== Excerpt
Meloni's Conservative Revolution
The Anglophone media fails to capture the Prime Minister's vision for Italy
Giorgia Meloni is set to become the most right-wing prime minister since the end of the Second World War, at least according to Ms. Meloni. She proudly defines herself and her party, Fratelli d’Italia, as staunchly right-wing, but the political distinctions between Left and Right have become increasingly unclear; in our hyper-polarised, reflexively antagonist political discourse “Left” and “Right” are pejorative rather than descriptive terms. This terminological cloudiness is compounded by the fact that the continental European conceptions of the Left and Right differ profoundly from those of their Anglo-Saxon cousins.
The Pseudo-Dichotomy of Left and Right: Continental vs. Anglo-Saxon Politics
Since the Cold War, the Anglosphere Right has broadly been defined by adherence to the ideology of free markets and individual rights—the politics of former U.S. President Ronald Reagan and former British Prime Minister Margaret Thatcher. De-regulation, tax cuts, and GDP growth are the three cardinal commandments of this religion of unfettered productivity. Social policies, by contrast, have largely been neglected, leaving free rein for the social and cultural fabric of society to be dominated by the Left. This ideology has remained ingrained in the U.S. Republican Party and the British Conservative Party. To this day, they remain largely libertarian; “fiscally conservative, and socially liberal.” Their ideas are rooted in the philosophies of Ayn Rand and Milton Friedman—even Adam Smith, their precursor, believed in some form of regulation for the public good. But ideas of fairness and equity have largely faded from this right-wing worldview.
European, and especially Italian conservatism is taking a different route. To be clear, Ms. Meloni’s fiscal policies are more capitalist in character than those of the Italian Socialists and Communists, but these parties have all but disappeared from Italy’s political field. She’s a disciple not just of the Italian Social Movement (MSI), but of Berlusconi’s party, which largely conformed to the ‘90s trend that prioritised economic growth. The absence of an Italian left-wing populist leader (in the vein of Jeremy Corbyn or Bernie Sanders) can be explained by the enduring presence of an extensive welfare state in Italy, one which Mr. Berlusconi—unlike Thatcher or Reagan—was largely unwilling to dismantle, and which Ms. Meloni also seeks to keep relatively intact.
====
== Dataset rows
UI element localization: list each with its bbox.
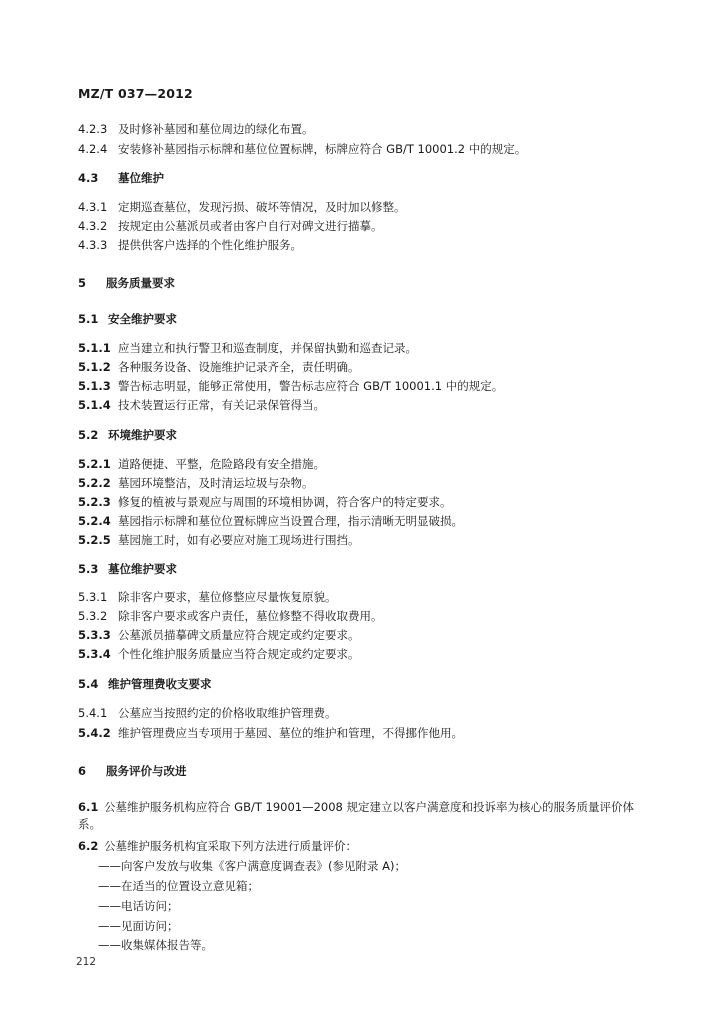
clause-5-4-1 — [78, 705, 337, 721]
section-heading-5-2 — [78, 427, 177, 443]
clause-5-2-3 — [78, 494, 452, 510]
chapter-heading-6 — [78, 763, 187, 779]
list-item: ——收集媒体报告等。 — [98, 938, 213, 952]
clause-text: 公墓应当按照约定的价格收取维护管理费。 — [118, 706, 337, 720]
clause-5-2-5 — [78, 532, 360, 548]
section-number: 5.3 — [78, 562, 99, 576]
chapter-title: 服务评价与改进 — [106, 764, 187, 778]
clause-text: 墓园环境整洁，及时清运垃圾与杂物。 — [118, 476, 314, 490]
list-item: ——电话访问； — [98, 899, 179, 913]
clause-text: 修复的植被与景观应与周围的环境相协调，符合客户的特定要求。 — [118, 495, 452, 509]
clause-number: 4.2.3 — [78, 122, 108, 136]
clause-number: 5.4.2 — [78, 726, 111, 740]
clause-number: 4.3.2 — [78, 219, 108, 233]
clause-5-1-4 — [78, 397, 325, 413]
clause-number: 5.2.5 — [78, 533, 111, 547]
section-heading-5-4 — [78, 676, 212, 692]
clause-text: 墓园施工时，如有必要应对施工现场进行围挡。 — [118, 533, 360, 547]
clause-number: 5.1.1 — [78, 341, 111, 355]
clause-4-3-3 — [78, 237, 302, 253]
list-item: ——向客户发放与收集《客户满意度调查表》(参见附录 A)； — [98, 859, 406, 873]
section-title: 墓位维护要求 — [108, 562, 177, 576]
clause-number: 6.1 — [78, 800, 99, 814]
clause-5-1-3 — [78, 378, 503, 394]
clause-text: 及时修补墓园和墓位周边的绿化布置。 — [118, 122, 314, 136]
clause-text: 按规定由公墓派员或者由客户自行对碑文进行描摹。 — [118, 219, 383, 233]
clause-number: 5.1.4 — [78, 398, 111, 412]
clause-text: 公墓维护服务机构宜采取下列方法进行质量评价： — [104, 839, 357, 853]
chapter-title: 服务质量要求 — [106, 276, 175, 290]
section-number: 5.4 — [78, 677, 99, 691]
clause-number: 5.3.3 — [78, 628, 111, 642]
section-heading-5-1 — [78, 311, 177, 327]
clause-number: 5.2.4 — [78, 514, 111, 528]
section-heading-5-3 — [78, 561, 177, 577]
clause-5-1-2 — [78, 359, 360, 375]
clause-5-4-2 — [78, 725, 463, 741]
====
--- Parts of the exercise ---
1 – In the piece on Meloni, take the passage starting with "Meloni's Conservative Revolution" and going on through "their Anglo-Saxon cousins.", and write it out with "terminological cloudiness" replaced by "terminological confusion".
2 – Reproduce every line of the listing word for word, omitting the picture.
The article and the listing have nothing to do with each other.

--- Solution set ---
1 –
Meloni's Conservative Revolution
The Anglophone media fails to capture the Prime Minister's vision for Italy
Giorgia Meloni is set to become the most right-wing prime minister since the end of the Second World War, at least according to Ms. Meloni. She proudly defines herself and her party, Fratelli d’Italia, as staunchly right-wing, but the political distinctions between Left and Right have become increasingly unclear; in our hyper-polarised, reflexively antagonist political discourse “Left” and “Right” are pejorative rather than descriptive terms. This terminological confusion is compounded by the fact that the continental European conceptions of the Left and Right differ profoundly from those of their Anglo-Saxon cousins.

2 –
UI element localization: list each with its bbox.
clause-5-4-1 — [78, 705, 337, 721]
section-heading-5-2 — [78, 427, 177, 443]
clause-5-2-3 — [78, 494, 452, 510]
chapter-heading-6 — [78, 763, 187, 779]
list-item: ——收集媒体报告等。 — [98, 938, 213, 952]
clause-text: 公墓应当按照约定的价格收取维护管理费。 — [118, 706, 337, 720]
clause-5-2-5 — [78, 532, 360, 548]
section-number: 5.3 — [78, 562, 99, 576]
chapter-title: 服务评价与改进 — [106, 764, 187, 778]
clause-text: 墓园环境整洁，及时清运垃圾与杂物。 — [118, 476, 314, 490]
list-item: ——电话访问； — [98, 899, 179, 913]
clause-text: 修复的植被与景观应与周围的环境相协调，符合客户的特定要求。 — [118, 495, 452, 509]
clause-number: 4.2.3 — [78, 122, 108, 136]
clause-number: 5.4.2 — [78, 726, 111, 740]
clause-number: 4.3.2 — [78, 219, 108, 233]
clause-5-1-4 — [78, 397, 325, 413]
clause-number: 5.2.5 — [78, 533, 111, 547]
section-heading-5-4 — [78, 676, 212, 692]
clause-text: 墓园施工时，如有必要应对施工现场进行围挡。 — [118, 533, 360, 547]
clause-number: 5.1.1 — [78, 341, 111, 355]
clause-4-3-3 — [78, 237, 302, 253]
list-item: ——向客户发放与收集《客户满意度调查表》(参见附录 A)； — [98, 859, 406, 873]
section-title: 墓位维护要求 — [108, 562, 177, 576]
clause-number: 6.1 — [78, 800, 99, 814]
clause-5-1-3 — [78, 378, 503, 394]
clause-text: 及时修补墓园和墓位周边的绿化布置。 — [118, 122, 314, 136]
clause-text: 按规定由公墓派员或者由客户自行对碑文进行描摹。 — [118, 219, 383, 233]
clause-number: 5.1.4 — [78, 398, 111, 412]
clause-text: 公墓维护服务机构宜采取下列方法进行质量评价： — [104, 839, 357, 853]
chapter-title: 服务质量要求 — [106, 276, 175, 290]
section-number: 5.4 — [78, 677, 99, 691]
clause-number: 5.3.3 — [78, 628, 111, 642]
section-heading-5-1 — [78, 311, 177, 327]
clause-number: 5.2.4 — [78, 514, 111, 528]
section-heading-5-3 — [78, 561, 177, 577]
clause-5-1-2 — [78, 359, 360, 375]
clause-5-4-2 — [78, 725, 463, 741]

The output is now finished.